Copy out the lines that include the word "Groove".

** start **

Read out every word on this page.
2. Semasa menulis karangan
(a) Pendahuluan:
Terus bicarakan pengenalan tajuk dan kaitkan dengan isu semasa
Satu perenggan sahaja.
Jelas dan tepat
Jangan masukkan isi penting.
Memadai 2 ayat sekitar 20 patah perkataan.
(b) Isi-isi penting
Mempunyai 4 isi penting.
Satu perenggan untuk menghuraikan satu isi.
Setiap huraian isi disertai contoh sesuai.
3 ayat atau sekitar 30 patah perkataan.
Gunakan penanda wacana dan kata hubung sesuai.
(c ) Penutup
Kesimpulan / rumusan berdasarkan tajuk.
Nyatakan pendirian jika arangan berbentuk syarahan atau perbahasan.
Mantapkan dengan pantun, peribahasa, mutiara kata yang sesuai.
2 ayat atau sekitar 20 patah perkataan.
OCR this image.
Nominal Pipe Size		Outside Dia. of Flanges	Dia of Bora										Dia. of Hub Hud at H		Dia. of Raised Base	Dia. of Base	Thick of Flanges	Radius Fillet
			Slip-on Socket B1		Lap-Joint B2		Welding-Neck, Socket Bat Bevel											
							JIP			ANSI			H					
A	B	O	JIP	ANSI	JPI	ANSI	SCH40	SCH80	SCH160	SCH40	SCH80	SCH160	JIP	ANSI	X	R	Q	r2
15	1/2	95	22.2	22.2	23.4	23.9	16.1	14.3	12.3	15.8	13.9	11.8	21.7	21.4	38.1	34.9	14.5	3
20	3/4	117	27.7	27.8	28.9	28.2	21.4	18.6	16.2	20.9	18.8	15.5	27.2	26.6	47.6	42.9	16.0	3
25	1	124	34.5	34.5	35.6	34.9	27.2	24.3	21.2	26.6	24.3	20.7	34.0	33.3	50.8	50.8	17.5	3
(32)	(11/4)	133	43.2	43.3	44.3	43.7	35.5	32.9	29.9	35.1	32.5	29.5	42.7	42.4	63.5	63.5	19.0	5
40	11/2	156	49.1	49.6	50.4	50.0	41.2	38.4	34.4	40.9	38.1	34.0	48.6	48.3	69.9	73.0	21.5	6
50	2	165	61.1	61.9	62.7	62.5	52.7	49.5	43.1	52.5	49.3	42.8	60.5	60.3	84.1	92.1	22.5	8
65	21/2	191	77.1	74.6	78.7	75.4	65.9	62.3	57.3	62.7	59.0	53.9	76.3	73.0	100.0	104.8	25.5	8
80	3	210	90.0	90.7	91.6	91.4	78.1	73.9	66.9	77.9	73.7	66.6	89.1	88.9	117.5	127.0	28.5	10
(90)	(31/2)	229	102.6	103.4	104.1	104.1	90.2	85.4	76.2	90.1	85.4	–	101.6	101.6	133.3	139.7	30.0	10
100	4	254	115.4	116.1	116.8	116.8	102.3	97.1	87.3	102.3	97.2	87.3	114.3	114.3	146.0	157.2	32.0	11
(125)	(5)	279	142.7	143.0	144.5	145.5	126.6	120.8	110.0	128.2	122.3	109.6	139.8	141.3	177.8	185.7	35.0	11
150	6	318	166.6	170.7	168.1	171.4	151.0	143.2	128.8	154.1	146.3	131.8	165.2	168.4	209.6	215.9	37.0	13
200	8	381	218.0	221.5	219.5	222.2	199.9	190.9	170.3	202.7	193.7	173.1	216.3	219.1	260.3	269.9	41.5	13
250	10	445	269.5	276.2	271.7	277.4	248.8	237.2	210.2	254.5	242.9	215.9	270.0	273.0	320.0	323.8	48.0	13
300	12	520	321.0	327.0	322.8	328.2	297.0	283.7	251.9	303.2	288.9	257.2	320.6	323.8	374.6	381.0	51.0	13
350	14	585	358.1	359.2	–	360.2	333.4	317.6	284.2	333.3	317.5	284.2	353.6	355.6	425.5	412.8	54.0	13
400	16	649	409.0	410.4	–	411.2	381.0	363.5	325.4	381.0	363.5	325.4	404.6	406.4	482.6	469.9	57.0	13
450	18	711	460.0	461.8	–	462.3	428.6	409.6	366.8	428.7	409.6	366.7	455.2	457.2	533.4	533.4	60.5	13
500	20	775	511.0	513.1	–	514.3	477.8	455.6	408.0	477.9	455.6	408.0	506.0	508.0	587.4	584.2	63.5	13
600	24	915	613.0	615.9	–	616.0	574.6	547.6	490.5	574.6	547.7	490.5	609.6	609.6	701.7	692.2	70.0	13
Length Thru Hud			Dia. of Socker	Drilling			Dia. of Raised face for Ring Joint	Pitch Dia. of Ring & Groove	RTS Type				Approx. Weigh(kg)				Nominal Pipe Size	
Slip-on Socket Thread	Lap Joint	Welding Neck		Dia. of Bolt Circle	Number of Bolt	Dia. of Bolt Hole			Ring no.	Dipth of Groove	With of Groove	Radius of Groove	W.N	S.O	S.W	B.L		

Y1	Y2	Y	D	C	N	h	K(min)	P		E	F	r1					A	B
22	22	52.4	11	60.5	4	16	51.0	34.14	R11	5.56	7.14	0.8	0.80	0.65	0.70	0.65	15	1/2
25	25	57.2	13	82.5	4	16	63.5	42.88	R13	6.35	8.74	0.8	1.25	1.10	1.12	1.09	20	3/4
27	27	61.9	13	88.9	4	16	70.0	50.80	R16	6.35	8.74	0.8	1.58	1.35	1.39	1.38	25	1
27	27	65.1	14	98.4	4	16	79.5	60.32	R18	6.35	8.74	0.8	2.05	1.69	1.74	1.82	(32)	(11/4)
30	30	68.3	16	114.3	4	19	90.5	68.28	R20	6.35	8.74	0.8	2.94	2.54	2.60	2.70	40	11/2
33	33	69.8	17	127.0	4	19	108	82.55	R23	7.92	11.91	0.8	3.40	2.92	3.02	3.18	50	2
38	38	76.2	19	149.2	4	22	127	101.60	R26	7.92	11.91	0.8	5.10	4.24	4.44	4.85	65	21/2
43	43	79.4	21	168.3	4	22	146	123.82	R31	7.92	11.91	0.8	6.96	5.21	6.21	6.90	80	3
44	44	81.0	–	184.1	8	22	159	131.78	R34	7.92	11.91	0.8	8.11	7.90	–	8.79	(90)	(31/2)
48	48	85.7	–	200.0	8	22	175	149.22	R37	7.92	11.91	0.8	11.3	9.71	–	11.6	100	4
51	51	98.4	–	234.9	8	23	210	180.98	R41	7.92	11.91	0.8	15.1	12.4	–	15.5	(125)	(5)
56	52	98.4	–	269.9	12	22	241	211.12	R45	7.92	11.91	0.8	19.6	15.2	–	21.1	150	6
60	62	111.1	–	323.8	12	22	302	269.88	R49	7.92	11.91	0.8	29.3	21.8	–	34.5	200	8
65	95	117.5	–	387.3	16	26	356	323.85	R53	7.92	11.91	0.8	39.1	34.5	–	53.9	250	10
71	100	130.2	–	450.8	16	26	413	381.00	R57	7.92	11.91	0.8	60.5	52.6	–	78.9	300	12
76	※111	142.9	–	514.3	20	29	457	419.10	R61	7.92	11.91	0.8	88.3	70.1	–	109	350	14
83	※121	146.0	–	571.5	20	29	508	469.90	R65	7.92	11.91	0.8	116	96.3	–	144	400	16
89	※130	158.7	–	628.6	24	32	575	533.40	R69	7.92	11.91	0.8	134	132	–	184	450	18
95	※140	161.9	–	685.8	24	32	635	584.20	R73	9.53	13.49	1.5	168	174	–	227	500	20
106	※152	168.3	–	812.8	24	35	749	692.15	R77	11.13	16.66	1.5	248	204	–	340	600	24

** end **

Result:
Length Thru Hud			Dia. of Socker	Drilling			Dia. of Raised face for Ring Joint	Pitch Dia. of Ring & Groove	RTS Type				Approx. Weigh(kg)				Nominal Pipe Size	
Slip-on Socket Thread	Lap Joint	Welding Neck		Dia. of Bolt Circle	Number of Bolt	Dia. of Bolt Hole			Ring no.	Dipth of Groove	With of Groove	Radius of Groove	W.N	S.O	S.W	B.L		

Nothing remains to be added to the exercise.